## BEGIN Records provided

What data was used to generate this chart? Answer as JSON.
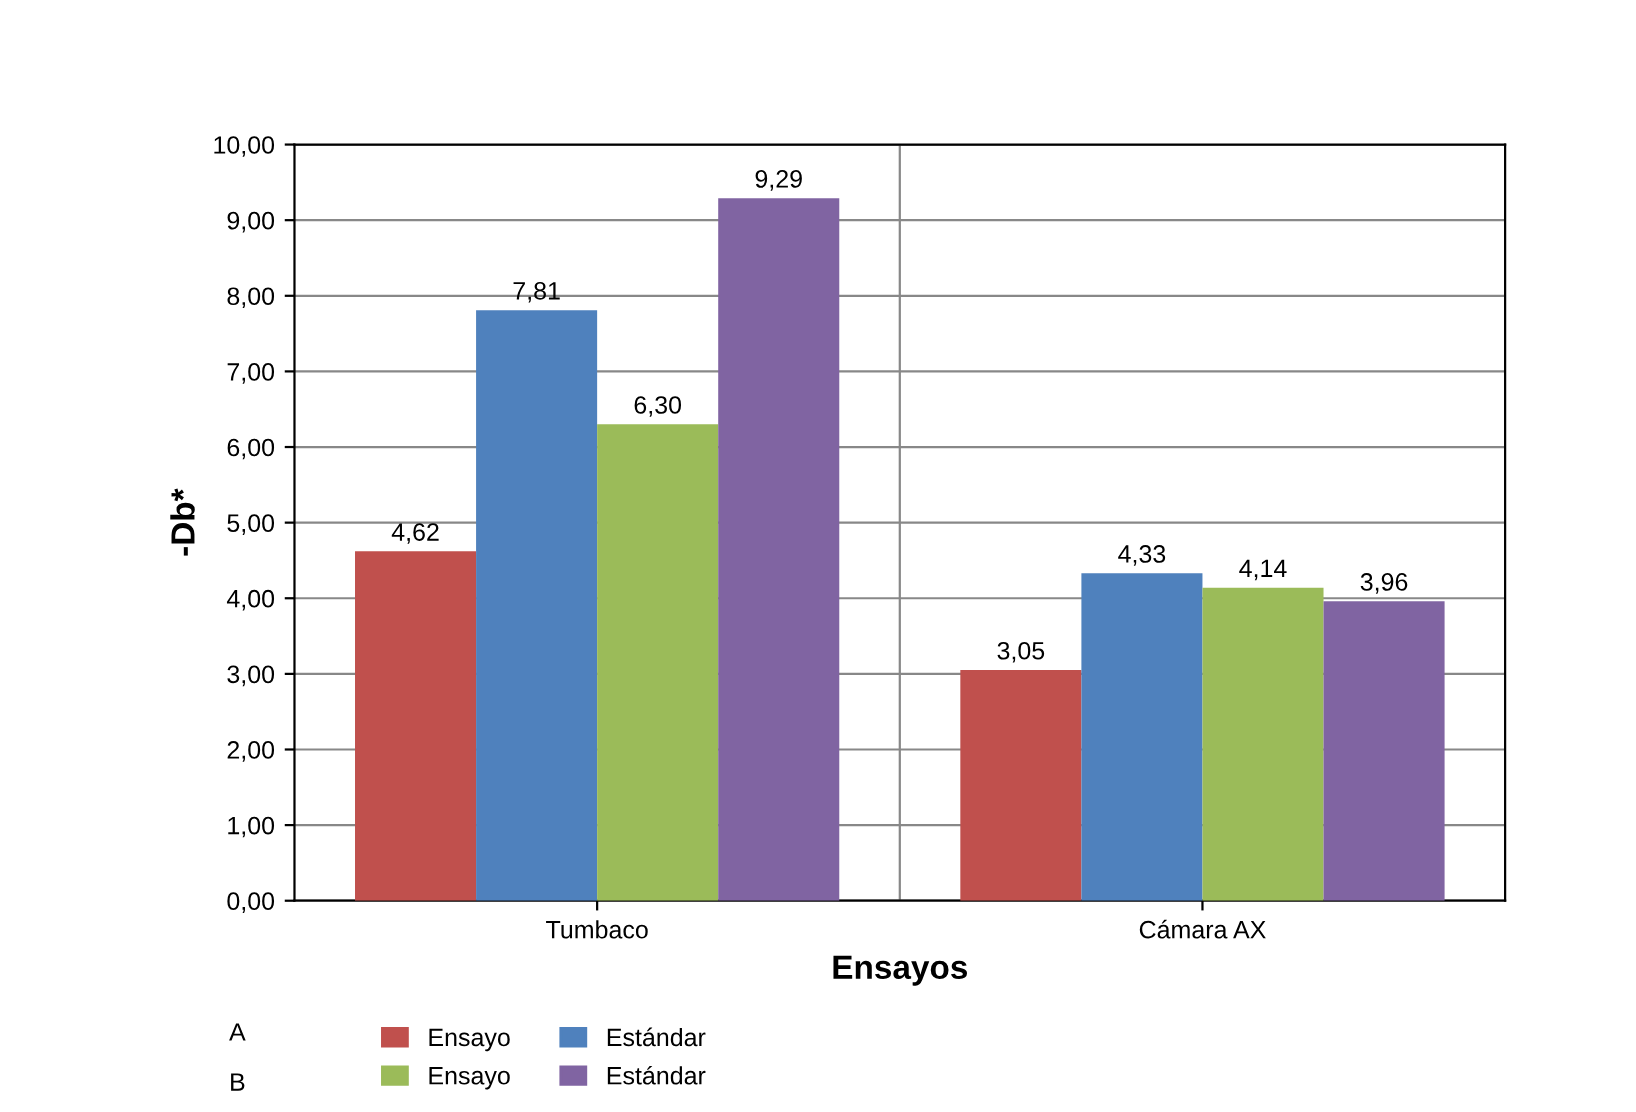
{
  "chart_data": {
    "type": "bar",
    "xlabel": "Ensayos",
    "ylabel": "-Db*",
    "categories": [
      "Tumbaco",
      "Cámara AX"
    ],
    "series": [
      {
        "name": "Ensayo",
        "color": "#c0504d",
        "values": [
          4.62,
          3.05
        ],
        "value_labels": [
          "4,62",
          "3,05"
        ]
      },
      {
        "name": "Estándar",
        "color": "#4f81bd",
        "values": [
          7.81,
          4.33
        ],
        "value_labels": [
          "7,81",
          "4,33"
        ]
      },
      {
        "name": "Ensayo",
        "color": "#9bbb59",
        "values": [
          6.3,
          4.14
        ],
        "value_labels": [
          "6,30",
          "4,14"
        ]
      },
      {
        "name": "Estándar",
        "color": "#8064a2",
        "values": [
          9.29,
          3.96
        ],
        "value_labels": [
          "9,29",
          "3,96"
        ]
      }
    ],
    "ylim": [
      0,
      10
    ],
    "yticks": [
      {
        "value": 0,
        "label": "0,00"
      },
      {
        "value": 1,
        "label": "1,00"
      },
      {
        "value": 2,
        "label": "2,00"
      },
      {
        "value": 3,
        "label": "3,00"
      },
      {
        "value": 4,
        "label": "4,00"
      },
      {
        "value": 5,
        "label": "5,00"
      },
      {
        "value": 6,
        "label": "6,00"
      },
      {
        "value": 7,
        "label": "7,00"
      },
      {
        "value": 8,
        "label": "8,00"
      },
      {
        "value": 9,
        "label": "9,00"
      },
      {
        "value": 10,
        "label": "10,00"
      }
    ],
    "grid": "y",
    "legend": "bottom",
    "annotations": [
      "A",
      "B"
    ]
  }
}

## END Records provided
## BEGIN Records provided

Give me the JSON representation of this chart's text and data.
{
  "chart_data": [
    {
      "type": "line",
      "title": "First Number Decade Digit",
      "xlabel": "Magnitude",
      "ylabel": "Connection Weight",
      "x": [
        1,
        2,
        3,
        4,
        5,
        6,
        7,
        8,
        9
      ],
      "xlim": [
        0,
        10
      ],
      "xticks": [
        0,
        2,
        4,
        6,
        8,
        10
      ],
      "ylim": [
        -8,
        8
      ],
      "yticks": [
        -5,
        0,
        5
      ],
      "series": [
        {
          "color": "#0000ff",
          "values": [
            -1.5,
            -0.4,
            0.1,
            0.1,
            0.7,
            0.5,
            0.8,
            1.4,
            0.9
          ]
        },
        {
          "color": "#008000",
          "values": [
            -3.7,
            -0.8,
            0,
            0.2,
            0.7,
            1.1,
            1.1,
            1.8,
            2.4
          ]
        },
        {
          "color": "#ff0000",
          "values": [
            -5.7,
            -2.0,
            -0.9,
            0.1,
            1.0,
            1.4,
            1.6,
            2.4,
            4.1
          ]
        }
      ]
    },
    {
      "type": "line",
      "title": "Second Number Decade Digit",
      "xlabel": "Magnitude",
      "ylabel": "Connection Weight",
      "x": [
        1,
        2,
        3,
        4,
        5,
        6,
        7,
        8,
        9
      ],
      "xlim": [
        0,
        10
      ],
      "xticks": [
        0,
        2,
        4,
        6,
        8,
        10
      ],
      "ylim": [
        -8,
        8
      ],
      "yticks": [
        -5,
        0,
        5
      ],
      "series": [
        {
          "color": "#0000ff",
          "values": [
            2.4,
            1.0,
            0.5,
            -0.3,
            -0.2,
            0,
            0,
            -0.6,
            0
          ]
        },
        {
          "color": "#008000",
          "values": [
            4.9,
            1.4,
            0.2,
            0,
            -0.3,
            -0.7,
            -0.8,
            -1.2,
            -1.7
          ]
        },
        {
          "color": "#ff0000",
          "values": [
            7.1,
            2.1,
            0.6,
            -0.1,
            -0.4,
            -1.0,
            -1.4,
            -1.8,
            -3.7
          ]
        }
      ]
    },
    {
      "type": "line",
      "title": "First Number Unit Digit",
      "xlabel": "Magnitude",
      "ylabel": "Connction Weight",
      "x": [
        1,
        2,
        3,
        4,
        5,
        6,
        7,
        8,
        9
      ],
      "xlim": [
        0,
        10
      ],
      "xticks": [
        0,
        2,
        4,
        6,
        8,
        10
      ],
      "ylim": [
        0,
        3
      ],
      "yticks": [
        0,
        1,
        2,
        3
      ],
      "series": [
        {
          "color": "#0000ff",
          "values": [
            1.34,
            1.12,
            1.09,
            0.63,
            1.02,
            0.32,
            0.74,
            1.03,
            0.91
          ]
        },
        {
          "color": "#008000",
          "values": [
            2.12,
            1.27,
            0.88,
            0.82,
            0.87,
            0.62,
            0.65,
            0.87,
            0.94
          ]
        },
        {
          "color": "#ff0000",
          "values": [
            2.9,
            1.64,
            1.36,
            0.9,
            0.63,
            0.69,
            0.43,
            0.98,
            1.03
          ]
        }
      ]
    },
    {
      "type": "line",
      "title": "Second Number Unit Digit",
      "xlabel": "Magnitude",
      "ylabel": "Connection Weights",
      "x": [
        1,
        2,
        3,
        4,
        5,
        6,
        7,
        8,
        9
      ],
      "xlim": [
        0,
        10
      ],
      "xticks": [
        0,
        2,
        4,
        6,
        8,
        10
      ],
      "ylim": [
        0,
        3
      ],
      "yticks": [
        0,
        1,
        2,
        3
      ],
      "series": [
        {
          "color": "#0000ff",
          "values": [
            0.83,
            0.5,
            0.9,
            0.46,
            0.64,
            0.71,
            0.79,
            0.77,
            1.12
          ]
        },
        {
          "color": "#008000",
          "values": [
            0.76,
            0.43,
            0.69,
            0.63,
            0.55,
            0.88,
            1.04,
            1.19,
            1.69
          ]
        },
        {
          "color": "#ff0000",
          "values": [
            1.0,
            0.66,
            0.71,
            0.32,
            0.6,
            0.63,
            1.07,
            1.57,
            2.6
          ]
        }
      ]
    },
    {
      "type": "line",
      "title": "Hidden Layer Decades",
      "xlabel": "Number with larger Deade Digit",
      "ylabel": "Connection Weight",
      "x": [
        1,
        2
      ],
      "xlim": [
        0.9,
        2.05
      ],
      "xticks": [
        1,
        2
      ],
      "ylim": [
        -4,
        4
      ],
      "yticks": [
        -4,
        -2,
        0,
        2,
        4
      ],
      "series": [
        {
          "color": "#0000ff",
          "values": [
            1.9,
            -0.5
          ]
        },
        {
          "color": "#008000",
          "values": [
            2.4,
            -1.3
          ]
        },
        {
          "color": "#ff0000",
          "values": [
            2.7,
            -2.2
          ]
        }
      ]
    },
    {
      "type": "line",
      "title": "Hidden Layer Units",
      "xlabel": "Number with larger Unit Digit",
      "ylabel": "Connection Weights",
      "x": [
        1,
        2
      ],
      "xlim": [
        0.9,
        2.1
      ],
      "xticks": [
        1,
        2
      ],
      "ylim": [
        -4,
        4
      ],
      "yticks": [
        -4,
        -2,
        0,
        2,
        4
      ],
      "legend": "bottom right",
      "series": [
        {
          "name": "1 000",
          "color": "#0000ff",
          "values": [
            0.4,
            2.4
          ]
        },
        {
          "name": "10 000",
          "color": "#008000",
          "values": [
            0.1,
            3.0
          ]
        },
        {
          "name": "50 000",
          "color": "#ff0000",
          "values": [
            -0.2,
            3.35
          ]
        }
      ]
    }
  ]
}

## END Records provided

Every line holding "JSON" should be copied out.

§ Written solution
What data was used to generate this chart? Answer as JSON.
Give me the JSON representation of this chart's text and data.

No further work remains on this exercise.